*INSTRUCTION*.
Pictures do not belong in the copy; transcribe everything else in the records exactly.

━━ PROVIDED RECORDS ━━

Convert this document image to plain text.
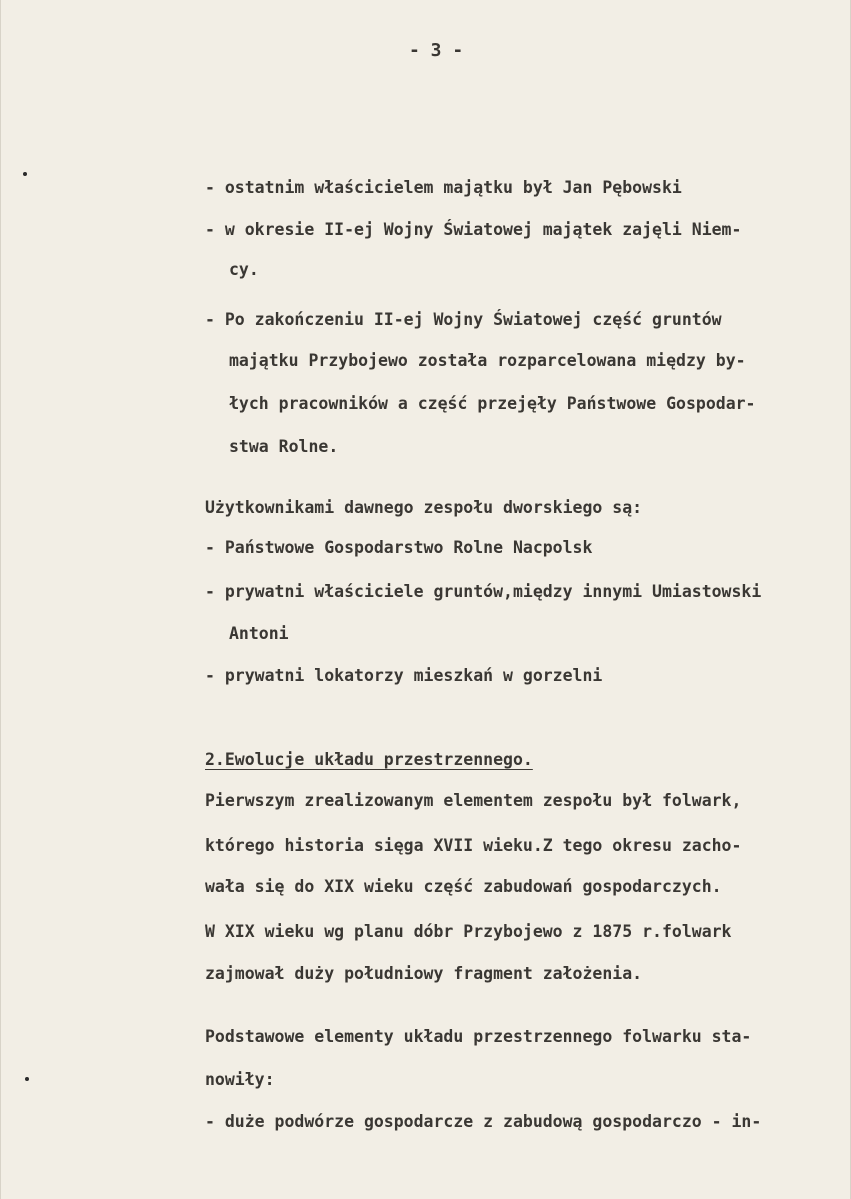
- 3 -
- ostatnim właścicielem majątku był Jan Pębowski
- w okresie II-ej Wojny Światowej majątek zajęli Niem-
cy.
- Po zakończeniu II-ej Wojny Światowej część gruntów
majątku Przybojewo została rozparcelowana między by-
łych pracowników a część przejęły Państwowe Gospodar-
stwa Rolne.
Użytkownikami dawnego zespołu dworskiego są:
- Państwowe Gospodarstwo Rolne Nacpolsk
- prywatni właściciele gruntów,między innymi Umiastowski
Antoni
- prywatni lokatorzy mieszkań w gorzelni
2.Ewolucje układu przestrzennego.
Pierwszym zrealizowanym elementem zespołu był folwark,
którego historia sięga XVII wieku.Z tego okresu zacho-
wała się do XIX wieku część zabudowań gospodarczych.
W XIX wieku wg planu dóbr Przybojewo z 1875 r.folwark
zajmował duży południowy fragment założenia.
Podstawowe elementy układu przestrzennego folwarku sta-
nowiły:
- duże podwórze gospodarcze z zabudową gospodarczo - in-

━━━

*RESPONSE TO THIS EXERCISE*.
Convert this document image to plain text.
- 3 -
- ostatnim właścicielem majątku był Jan Pębowski
- w okresie II-ej Wojny Światowej majątek zajęli Niem-
cy.
- Po zakończeniu II-ej Wojny Światowej część gruntów
majątku Przybojewo została rozparcelowana między by-
łych pracowników a część przejęły Państwowe Gospodar-
stwa Rolne.
Użytkownikami dawnego zespołu dworskiego są:
- Państwowe Gospodarstwo Rolne Nacpolsk
- prywatni właściciele gruntów,między innymi Umiastowski
Antoni
- prywatni lokatorzy mieszkań w gorzelni
2.Ewolucje układu przestrzennego.
Pierwszym zrealizowanym elementem zespołu był folwark,
którego historia sięga XVII wieku.Z tego okresu zacho-
wała się do XIX wieku część zabudowań gospodarczych.
W XIX wieku wg planu dóbr Przybojewo z 1875 r.folwark
zajmował duży południowy fragment założenia.
Podstawowe elementy układu przestrzennego folwarku sta-
nowiły:
- duże podwórze gospodarcze z zabudową gospodarczo - in-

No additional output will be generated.